### Given problem
Reproduce the records word for word, starting at the first line and ending at the line that contains "app-logo-icon[interactable] [14, 24, 40, 50]", including both of those lines.

Dataset rows:
--------------------
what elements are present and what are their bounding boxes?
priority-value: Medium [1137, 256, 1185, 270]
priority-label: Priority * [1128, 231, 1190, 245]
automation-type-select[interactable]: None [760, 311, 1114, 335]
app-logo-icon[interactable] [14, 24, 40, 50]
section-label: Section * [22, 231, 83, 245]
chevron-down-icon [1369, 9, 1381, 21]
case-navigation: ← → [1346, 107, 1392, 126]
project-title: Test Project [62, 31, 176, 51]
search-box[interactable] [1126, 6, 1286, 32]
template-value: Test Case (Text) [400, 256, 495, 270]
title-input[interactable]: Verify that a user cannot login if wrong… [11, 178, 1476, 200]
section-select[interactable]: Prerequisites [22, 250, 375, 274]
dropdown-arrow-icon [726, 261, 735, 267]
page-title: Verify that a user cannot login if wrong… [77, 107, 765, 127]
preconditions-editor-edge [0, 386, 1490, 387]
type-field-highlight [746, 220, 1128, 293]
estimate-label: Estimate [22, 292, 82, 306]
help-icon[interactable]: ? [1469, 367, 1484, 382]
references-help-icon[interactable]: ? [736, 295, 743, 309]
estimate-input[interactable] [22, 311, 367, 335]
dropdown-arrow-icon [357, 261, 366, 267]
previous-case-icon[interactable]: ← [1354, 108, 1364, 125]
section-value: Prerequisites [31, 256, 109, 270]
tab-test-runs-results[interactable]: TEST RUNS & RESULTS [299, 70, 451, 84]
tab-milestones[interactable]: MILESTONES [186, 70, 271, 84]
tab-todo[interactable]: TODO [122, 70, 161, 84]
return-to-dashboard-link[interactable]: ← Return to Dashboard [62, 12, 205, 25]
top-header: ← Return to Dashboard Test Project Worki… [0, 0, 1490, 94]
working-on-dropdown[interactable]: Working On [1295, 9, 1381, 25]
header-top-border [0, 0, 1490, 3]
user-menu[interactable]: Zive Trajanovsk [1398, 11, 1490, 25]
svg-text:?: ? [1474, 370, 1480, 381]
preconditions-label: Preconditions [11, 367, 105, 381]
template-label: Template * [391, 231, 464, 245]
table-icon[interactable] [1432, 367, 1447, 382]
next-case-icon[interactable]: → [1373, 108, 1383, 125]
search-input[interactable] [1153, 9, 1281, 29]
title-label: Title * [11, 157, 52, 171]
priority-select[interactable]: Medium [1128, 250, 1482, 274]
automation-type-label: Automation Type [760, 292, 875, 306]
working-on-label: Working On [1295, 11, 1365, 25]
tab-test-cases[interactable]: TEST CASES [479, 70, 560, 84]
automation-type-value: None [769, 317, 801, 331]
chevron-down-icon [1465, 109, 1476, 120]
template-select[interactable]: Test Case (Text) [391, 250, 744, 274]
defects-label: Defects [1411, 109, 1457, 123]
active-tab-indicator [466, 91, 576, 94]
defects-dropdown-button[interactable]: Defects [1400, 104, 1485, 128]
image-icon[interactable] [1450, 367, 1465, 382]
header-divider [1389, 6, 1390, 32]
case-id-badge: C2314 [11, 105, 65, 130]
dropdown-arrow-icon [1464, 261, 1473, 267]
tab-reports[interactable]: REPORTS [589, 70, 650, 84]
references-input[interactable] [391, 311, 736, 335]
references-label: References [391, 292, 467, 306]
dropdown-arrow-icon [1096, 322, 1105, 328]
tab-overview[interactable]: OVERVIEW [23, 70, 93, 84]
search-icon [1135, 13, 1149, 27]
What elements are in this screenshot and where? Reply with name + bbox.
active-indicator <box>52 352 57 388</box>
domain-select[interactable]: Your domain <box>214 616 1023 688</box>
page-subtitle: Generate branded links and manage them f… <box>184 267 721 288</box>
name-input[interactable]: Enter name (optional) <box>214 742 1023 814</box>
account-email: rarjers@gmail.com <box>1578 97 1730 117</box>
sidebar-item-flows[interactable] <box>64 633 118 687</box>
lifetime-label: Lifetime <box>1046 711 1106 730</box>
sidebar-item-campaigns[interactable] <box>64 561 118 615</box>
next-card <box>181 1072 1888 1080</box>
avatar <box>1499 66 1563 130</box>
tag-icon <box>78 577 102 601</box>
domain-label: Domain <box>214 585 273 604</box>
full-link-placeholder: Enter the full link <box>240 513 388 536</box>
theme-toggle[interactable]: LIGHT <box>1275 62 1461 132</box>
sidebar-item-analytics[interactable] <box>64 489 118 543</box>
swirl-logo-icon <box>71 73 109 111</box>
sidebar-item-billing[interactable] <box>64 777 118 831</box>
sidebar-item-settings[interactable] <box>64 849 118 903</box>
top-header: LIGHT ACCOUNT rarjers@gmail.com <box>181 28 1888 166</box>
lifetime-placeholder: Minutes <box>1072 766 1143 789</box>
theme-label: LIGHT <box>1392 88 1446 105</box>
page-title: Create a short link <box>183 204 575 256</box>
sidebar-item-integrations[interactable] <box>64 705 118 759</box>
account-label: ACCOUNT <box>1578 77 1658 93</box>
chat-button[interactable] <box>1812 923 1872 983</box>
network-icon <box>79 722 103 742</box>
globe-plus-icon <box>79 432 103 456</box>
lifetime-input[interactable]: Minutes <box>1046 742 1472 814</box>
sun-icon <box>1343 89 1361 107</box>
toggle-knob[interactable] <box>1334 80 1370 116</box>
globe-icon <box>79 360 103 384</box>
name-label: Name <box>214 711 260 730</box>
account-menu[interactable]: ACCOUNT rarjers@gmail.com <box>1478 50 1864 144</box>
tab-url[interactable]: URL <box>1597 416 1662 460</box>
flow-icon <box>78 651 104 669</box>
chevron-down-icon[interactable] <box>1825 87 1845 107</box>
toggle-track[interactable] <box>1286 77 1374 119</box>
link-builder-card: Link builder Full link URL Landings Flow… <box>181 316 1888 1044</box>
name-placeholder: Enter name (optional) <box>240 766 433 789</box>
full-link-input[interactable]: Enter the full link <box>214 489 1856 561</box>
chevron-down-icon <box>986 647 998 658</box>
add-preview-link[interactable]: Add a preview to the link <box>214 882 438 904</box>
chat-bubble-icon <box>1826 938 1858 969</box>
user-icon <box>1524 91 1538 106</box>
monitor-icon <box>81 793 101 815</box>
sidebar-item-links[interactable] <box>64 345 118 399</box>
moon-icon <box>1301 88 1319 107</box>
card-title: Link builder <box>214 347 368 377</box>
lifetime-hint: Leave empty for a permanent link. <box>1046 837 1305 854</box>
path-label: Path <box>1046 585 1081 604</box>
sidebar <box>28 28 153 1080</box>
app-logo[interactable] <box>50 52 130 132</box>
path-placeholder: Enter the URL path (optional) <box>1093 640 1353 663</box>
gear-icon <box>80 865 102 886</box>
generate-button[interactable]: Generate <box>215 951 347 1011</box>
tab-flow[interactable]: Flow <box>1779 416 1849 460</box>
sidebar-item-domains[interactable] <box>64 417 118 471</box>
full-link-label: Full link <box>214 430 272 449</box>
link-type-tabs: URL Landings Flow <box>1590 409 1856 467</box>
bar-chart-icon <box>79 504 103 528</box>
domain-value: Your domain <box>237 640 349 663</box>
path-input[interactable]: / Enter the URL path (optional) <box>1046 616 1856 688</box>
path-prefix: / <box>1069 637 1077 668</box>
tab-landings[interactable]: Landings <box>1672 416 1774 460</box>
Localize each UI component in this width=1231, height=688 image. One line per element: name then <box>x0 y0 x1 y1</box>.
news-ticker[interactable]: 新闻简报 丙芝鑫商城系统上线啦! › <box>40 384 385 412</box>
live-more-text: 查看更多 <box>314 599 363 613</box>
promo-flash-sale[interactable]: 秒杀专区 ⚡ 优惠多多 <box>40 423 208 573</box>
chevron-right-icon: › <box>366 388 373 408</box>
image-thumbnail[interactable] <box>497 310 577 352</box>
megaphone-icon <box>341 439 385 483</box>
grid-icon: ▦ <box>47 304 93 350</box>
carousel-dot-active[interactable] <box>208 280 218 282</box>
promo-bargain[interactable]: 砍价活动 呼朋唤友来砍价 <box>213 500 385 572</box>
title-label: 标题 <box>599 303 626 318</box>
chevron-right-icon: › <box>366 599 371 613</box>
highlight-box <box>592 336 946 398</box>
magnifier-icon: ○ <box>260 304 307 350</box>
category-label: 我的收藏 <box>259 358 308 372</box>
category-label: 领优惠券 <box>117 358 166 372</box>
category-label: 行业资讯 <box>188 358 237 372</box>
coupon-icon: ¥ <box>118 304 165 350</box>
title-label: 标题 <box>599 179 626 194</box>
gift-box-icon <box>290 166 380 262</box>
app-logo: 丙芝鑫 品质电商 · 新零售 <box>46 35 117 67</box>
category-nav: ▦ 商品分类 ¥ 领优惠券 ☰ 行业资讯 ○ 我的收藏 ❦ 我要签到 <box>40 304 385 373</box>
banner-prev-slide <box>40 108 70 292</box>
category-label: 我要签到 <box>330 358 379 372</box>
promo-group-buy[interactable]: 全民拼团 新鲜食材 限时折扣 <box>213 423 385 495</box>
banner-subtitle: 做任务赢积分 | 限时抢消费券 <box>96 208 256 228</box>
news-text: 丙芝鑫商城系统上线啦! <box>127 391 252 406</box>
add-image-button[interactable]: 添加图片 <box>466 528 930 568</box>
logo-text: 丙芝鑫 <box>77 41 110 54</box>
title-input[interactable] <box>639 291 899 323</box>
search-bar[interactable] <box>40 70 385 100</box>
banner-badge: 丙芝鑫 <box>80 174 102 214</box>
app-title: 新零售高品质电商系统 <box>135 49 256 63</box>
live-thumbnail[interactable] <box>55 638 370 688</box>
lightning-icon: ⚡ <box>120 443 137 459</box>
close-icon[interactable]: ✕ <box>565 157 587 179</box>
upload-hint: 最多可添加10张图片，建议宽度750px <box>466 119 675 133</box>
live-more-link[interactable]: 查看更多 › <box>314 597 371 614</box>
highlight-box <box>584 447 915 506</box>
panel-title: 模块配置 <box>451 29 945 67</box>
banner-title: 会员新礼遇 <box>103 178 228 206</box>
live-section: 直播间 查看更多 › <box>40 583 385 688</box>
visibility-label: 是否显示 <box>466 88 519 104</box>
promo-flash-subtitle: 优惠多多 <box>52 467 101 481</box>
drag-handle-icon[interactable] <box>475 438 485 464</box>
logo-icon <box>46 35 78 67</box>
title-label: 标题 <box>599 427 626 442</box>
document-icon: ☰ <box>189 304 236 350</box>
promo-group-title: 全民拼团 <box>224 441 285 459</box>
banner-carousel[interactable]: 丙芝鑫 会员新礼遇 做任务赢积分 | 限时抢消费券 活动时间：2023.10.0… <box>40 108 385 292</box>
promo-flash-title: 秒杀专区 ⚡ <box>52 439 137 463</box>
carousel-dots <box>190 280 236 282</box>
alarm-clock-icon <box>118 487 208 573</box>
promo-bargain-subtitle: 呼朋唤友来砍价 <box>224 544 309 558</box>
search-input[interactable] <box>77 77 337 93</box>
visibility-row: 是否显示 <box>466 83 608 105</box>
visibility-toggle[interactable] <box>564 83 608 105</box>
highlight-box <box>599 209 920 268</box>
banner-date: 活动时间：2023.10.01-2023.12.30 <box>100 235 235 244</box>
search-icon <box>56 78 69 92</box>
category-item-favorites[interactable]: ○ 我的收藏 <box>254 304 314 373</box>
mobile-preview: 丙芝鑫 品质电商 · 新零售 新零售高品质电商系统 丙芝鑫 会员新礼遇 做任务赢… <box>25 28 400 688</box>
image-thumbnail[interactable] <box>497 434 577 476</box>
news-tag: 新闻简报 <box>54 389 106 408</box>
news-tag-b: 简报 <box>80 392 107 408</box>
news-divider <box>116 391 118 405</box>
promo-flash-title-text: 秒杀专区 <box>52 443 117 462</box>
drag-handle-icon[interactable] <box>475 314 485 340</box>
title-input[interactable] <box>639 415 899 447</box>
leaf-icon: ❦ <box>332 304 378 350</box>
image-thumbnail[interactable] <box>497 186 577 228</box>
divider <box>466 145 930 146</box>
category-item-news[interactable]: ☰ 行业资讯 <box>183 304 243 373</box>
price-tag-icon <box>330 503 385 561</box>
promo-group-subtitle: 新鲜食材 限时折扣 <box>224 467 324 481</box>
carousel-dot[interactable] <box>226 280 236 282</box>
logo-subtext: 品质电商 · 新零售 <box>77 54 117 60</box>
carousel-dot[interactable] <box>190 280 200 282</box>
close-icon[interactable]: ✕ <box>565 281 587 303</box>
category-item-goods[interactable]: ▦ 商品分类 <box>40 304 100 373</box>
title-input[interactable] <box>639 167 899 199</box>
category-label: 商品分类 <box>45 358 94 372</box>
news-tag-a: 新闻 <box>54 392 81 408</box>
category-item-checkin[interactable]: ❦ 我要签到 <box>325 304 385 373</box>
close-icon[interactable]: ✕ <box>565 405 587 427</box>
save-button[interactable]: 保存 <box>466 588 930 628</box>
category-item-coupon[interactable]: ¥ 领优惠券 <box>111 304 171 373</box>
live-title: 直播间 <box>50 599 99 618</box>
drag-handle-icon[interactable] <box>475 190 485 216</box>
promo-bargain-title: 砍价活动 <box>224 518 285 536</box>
--------------------
### Response
what elements are present and what are their bounding boxes?
priority-value: Medium [1137, 256, 1185, 270]
priority-label: Priority * [1128, 231, 1190, 245]
automation-type-select[interactable]: None [760, 311, 1114, 335]
app-logo-icon[interactable] [14, 24, 40, 50]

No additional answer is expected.